### TO BE DONE
Can you print the data exactly and leave out each image?

### RECORDS FOR THE TASK
#####

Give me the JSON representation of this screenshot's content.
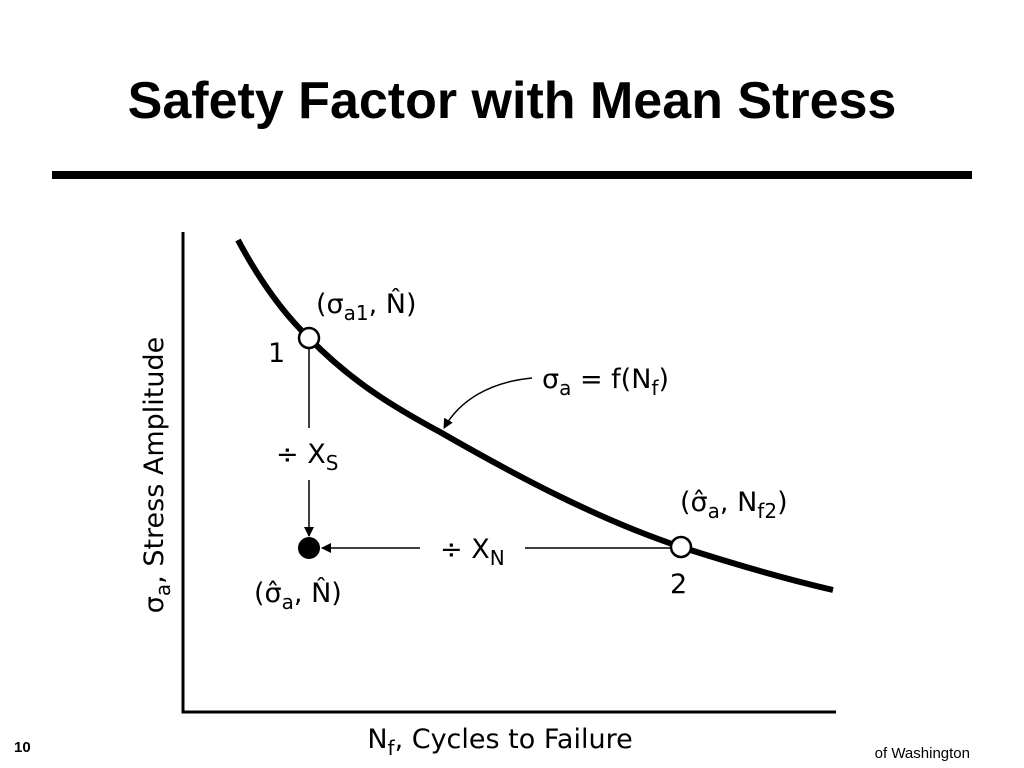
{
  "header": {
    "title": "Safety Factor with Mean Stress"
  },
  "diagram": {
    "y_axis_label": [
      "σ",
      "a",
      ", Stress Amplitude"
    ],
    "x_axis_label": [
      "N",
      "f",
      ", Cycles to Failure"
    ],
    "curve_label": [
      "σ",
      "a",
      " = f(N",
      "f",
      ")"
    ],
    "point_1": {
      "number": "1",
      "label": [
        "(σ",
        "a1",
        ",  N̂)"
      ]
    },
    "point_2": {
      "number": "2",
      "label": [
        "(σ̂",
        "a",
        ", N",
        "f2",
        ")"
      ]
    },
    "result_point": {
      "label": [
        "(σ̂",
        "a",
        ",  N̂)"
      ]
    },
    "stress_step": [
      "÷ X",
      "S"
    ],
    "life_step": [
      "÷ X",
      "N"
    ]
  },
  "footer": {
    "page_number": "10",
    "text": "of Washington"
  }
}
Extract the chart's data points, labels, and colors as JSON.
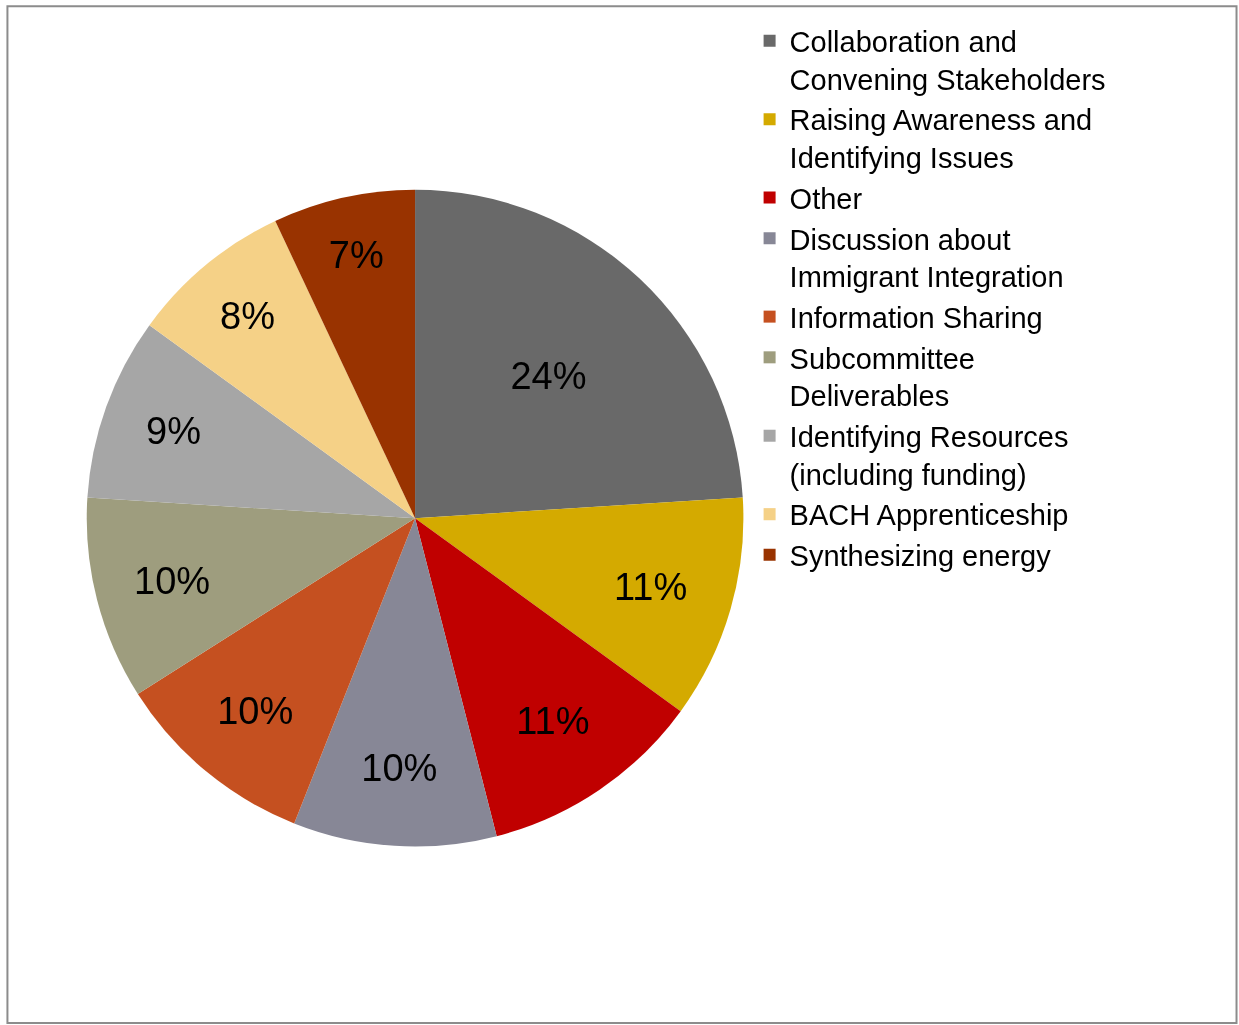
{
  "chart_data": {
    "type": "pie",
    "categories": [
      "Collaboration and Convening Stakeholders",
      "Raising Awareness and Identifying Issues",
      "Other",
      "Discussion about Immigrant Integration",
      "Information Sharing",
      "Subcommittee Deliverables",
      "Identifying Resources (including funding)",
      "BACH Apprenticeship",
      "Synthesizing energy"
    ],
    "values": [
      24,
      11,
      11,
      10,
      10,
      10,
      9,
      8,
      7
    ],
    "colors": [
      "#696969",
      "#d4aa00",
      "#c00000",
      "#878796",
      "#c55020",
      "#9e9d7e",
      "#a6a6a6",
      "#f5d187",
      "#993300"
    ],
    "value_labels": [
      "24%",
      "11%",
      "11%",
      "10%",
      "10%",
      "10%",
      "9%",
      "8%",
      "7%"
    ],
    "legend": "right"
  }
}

#####

### TASK ANSWER
Give me the JSON representation of this screenshot's content.
{
  "header": {
    "title": "Safety Factor with Mean Stress"
  },
  "diagram": {
    "y_axis_label": [
      "σ",
      "a",
      ", Stress Amplitude"
    ],
    "x_axis_label": [
      "N",
      "f",
      ", Cycles to Failure"
    ],
    "curve_label": [
      "σ",
      "a",
      " = f(N",
      "f",
      ")"
    ],
    "point_1": {
      "number": "1",
      "label": [
        "(σ",
        "a1",
        ",  N̂)"
      ]
    },
    "point_2": {
      "number": "2",
      "label": [
        "(σ̂",
        "a",
        ", N",
        "f2",
        ")"
      ]
    },
    "result_point": {
      "label": [
        "(σ̂",
        "a",
        ",  N̂)"
      ]
    },
    "stress_step": [
      "÷ X",
      "S"
    ],
    "life_step": [
      "÷ X",
      "N"
    ]
  },
  "footer": {
    "page_number": "10",
    "text": "of Washington"
  }
}
Extract the chart's data points, labels, and colors as JSON.
{
  "chart_data": {
    "type": "pie",
    "categories": [
      "Collaboration and Convening Stakeholders",
      "Raising Awareness and Identifying Issues",
      "Other",
      "Discussion about Immigrant Integration",
      "Information Sharing",
      "Subcommittee Deliverables",
      "Identifying Resources (including funding)",
      "BACH Apprenticeship",
      "Synthesizing energy"
    ],
    "values": [
      24,
      11,
      11,
      10,
      10,
      10,
      9,
      8,
      7
    ],
    "colors": [
      "#696969",
      "#d4aa00",
      "#c00000",
      "#878796",
      "#c55020",
      "#9e9d7e",
      "#a6a6a6",
      "#f5d187",
      "#993300"
    ],
    "value_labels": [
      "24%",
      "11%",
      "11%",
      "10%",
      "10%",
      "10%",
      "9%",
      "8%",
      "7%"
    ],
    "legend": "right"
  }
}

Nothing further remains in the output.